Reproduce every entry exactly, without alteration.

-- START Extracted records --

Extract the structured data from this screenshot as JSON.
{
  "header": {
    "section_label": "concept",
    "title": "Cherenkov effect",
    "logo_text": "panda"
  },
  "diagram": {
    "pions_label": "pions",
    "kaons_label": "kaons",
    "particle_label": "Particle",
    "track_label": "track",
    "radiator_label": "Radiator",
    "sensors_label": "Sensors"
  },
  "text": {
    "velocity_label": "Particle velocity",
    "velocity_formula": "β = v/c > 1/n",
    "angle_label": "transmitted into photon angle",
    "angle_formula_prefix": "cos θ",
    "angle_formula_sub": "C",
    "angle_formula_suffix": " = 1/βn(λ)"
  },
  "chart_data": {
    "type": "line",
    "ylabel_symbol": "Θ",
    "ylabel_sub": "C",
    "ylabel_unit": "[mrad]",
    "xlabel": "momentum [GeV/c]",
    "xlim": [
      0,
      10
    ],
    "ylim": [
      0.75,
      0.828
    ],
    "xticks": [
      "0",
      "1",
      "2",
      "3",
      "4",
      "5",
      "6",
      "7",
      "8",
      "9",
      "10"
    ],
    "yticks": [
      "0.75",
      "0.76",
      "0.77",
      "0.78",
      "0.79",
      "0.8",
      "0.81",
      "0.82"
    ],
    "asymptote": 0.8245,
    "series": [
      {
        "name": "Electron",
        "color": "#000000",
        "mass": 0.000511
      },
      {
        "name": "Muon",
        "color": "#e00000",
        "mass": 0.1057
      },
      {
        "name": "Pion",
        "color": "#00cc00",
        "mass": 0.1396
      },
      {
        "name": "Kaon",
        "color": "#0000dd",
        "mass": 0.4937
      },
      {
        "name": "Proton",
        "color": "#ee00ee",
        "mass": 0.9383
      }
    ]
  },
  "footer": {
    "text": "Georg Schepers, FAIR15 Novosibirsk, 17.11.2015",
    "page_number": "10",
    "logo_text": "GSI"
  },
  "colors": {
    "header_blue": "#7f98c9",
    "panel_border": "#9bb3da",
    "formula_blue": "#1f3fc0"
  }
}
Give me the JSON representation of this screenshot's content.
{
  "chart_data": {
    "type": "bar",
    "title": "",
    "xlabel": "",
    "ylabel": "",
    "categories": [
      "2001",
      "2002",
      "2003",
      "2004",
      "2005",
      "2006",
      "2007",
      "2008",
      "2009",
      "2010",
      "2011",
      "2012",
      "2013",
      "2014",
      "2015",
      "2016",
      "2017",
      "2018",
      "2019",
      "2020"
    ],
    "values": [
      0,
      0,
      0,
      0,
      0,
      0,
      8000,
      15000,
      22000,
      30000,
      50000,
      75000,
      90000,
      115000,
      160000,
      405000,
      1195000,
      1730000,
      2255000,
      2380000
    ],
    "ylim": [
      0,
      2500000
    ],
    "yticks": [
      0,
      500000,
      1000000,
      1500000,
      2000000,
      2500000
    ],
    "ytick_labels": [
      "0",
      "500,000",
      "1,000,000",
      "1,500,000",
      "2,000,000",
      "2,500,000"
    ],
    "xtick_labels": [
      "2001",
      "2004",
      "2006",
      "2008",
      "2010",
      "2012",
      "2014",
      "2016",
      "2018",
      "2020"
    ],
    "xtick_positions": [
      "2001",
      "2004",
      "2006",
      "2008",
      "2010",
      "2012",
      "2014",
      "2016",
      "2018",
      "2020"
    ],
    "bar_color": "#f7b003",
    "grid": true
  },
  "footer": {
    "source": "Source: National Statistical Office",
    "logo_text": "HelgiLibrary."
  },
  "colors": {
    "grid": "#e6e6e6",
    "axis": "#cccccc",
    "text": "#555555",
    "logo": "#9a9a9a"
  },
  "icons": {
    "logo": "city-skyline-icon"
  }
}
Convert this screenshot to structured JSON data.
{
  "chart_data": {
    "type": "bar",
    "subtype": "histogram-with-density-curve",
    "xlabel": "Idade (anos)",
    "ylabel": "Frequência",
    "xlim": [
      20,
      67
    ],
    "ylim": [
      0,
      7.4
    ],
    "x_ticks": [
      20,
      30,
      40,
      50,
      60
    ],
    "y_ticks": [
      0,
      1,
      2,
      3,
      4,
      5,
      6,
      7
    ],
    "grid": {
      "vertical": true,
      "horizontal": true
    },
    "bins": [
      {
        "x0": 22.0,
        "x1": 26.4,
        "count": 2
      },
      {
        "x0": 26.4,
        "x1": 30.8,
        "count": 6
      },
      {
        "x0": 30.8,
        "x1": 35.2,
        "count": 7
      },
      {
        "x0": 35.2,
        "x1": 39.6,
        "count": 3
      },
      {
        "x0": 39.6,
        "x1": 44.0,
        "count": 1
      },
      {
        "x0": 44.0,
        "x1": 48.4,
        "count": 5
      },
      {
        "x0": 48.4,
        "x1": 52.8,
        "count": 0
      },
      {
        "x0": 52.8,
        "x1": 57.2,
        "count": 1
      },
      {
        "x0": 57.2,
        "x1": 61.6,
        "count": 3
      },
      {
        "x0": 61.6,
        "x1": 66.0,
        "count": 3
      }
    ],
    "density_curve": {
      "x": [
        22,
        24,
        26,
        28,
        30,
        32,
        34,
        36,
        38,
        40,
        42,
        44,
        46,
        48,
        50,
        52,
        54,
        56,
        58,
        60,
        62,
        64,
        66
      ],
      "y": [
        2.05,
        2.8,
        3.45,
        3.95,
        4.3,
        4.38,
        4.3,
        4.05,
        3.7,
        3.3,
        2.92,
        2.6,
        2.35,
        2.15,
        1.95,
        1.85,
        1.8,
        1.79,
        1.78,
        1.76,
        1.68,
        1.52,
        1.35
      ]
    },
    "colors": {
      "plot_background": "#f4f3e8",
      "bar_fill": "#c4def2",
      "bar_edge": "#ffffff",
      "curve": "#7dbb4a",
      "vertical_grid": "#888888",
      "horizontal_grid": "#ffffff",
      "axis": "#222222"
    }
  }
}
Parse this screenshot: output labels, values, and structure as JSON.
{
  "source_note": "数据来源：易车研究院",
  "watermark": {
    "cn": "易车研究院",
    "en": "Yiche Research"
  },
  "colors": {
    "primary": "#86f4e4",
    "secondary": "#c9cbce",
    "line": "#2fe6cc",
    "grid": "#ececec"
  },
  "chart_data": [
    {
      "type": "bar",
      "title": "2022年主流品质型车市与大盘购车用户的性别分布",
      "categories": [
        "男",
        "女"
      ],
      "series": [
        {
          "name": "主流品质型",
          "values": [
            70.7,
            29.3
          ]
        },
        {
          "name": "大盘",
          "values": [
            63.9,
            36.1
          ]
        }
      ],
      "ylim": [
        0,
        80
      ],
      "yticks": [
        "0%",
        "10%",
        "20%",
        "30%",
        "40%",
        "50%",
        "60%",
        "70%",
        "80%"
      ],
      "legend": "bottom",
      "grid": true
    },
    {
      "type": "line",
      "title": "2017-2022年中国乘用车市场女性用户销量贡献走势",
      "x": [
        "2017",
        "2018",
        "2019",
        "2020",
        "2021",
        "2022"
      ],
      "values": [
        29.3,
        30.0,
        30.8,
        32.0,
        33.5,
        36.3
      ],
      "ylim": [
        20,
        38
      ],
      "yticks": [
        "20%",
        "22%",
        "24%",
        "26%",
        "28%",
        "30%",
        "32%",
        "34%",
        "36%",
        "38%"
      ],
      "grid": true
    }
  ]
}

-- END Extracted records --

* [Reply]:
Extract the structured data from this screenshot as JSON.
{
  "header": {
    "section_label": "concept",
    "title": "Cherenkov effect",
    "logo_text": "panda"
  },
  "diagram": {
    "pions_label": "pions",
    "kaons_label": "kaons",
    "particle_label": "Particle",
    "track_label": "track",
    "radiator_label": "Radiator",
    "sensors_label": "Sensors"
  },
  "text": {
    "velocity_label": "Particle velocity",
    "velocity_formula": "β = v/c > 1/n",
    "angle_label": "transmitted into photon angle",
    "angle_formula_prefix": "cos θ",
    "angle_formula_sub": "C",
    "angle_formula_suffix": " = 1/βn(λ)"
  },
  "chart_data": {
    "type": "line",
    "ylabel_symbol": "Θ",
    "ylabel_sub": "C",
    "ylabel_unit": "[mrad]",
    "xlabel": "momentum [GeV/c]",
    "xlim": [
      0,
      10
    ],
    "ylim": [
      0.75,
      0.828
    ],
    "xticks": [
      "0",
      "1",
      "2",
      "3",
      "4",
      "5",
      "6",
      "7",
      "8",
      "9",
      "10"
    ],
    "yticks": [
      "0.75",
      "0.76",
      "0.77",
      "0.78",
      "0.79",
      "0.8",
      "0.81",
      "0.82"
    ],
    "asymptote": 0.8245,
    "series": [
      {
        "name": "Electron",
        "color": "#000000",
        "mass": 0.000511
      },
      {
        "name": "Muon",
        "color": "#e00000",
        "mass": 0.1057
      },
      {
        "name": "Pion",
        "color": "#00cc00",
        "mass": 0.1396
      },
      {
        "name": "Kaon",
        "color": "#0000dd",
        "mass": 0.4937
      },
      {
        "name": "Proton",
        "color": "#ee00ee",
        "mass": 0.9383
      }
    ]
  },
  "footer": {
    "text": "Georg Schepers, FAIR15 Novosibirsk, 17.11.2015",
    "page_number": "10",
    "logo_text": "GSI"
  },
  "colors": {
    "header_blue": "#7f98c9",
    "panel_border": "#9bb3da",
    "formula_blue": "#1f3fc0"
  }
}
Give me the JSON representation of this screenshot's content.
{
  "chart_data": {
    "type": "bar",
    "title": "",
    "xlabel": "",
    "ylabel": "",
    "categories": [
      "2001",
      "2002",
      "2003",
      "2004",
      "2005",
      "2006",
      "2007",
      "2008",
      "2009",
      "2010",
      "2011",
      "2012",
      "2013",
      "2014",
      "2015",
      "2016",
      "2017",
      "2018",
      "2019",
      "2020"
    ],
    "values": [
      0,
      0,
      0,
      0,
      0,
      0,
      8000,
      15000,
      22000,
      30000,
      50000,
      75000,
      90000,
      115000,
      160000,
      405000,
      1195000,
      1730000,
      2255000,
      2380000
    ],
    "ylim": [
      0,
      2500000
    ],
    "yticks": [
      0,
      500000,
      1000000,
      1500000,
      2000000,
      2500000
    ],
    "ytick_labels": [
      "0",
      "500,000",
      "1,000,000",
      "1,500,000",
      "2,000,000",
      "2,500,000"
    ],
    "xtick_labels": [
      "2001",
      "2004",
      "2006",
      "2008",
      "2010",
      "2012",
      "2014",
      "2016",
      "2018",
      "2020"
    ],
    "xtick_positions": [
      "2001",
      "2004",
      "2006",
      "2008",
      "2010",
      "2012",
      "2014",
      "2016",
      "2018",
      "2020"
    ],
    "bar_color": "#f7b003",
    "grid": true
  },
  "footer": {
    "source": "Source: National Statistical Office",
    "logo_text": "HelgiLibrary."
  },
  "colors": {
    "grid": "#e6e6e6",
    "axis": "#cccccc",
    "text": "#555555",
    "logo": "#9a9a9a"
  },
  "icons": {
    "logo": "city-skyline-icon"
  }
}
Convert this screenshot to structured JSON data.
{
  "chart_data": {
    "type": "bar",
    "subtype": "histogram-with-density-curve",
    "xlabel": "Idade (anos)",
    "ylabel": "Frequência",
    "xlim": [
      20,
      67
    ],
    "ylim": [
      0,
      7.4
    ],
    "x_ticks": [
      20,
      30,
      40,
      50,
      60
    ],
    "y_ticks": [
      0,
      1,
      2,
      3,
      4,
      5,
      6,
      7
    ],
    "grid": {
      "vertical": true,
      "horizontal": true
    },
    "bins": [
      {
        "x0": 22.0,
        "x1": 26.4,
        "count": 2
      },
      {
        "x0": 26.4,
        "x1": 30.8,
        "count": 6
      },
      {
        "x0": 30.8,
        "x1": 35.2,
        "count": 7
      },
      {
        "x0": 35.2,
        "x1": 39.6,
        "count": 3
      },
      {
        "x0": 39.6,
        "x1": 44.0,
        "count": 1
      },
      {
        "x0": 44.0,
        "x1": 48.4,
        "count": 5
      },
      {
        "x0": 48.4,
        "x1": 52.8,
        "count": 0
      },
      {
        "x0": 52.8,
        "x1": 57.2,
        "count": 1
      },
      {
        "x0": 57.2,
        "x1": 61.6,
        "count": 3
      },
      {
        "x0": 61.6,
        "x1": 66.0,
        "count": 3
      }
    ],
    "density_curve": {
      "x": [
        22,
        24,
        26,
        28,
        30,
        32,
        34,
        36,
        38,
        40,
        42,
        44,
        46,
        48,
        50,
        52,
        54,
        56,
        58,
        60,
        62,
        64,
        66
      ],
      "y": [
        2.05,
        2.8,
        3.45,
        3.95,
        4.3,
        4.38,
        4.3,
        4.05,
        3.7,
        3.3,
        2.92,
        2.6,
        2.35,
        2.15,
        1.95,
        1.85,
        1.8,
        1.79,
        1.78,
        1.76,
        1.68,
        1.52,
        1.35
      ]
    },
    "colors": {
      "plot_background": "#f4f3e8",
      "bar_fill": "#c4def2",
      "bar_edge": "#ffffff",
      "curve": "#7dbb4a",
      "vertical_grid": "#888888",
      "horizontal_grid": "#ffffff",
      "axis": "#222222"
    }
  }
}
Parse this screenshot: output labels, values, and structure as JSON.
{
  "source_note": "数据来源：易车研究院",
  "watermark": {
    "cn": "易车研究院",
    "en": "Yiche Research"
  },
  "colors": {
    "primary": "#86f4e4",
    "secondary": "#c9cbce",
    "line": "#2fe6cc",
    "grid": "#ececec"
  },
  "chart_data": [
    {
      "type": "bar",
      "title": "2022年主流品质型车市与大盘购车用户的性别分布",
      "categories": [
        "男",
        "女"
      ],
      "series": [
        {
          "name": "主流品质型",
          "values": [
            70.7,
            29.3
          ]
        },
        {
          "name": "大盘",
          "values": [
            63.9,
            36.1
          ]
        }
      ],
      "ylim": [
        0,
        80
      ],
      "yticks": [
        "0%",
        "10%",
        "20%",
        "30%",
        "40%",
        "50%",
        "60%",
        "70%",
        "80%"
      ],
      "legend": "bottom",
      "grid": true
    },
    {
      "type": "line",
      "title": "2017-2022年中国乘用车市场女性用户销量贡献走势",
      "x": [
        "2017",
        "2018",
        "2019",
        "2020",
        "2021",
        "2022"
      ],
      "values": [
        29.3,
        30.0,
        30.8,
        32.0,
        33.5,
        36.3
      ],
      "ylim": [
        20,
        38
      ],
      "yticks": [
        "20%",
        "22%",
        "24%",
        "26%",
        "28%",
        "30%",
        "32%",
        "34%",
        "36%",
        "38%"
      ],
      "grid": true
    }
  ]
}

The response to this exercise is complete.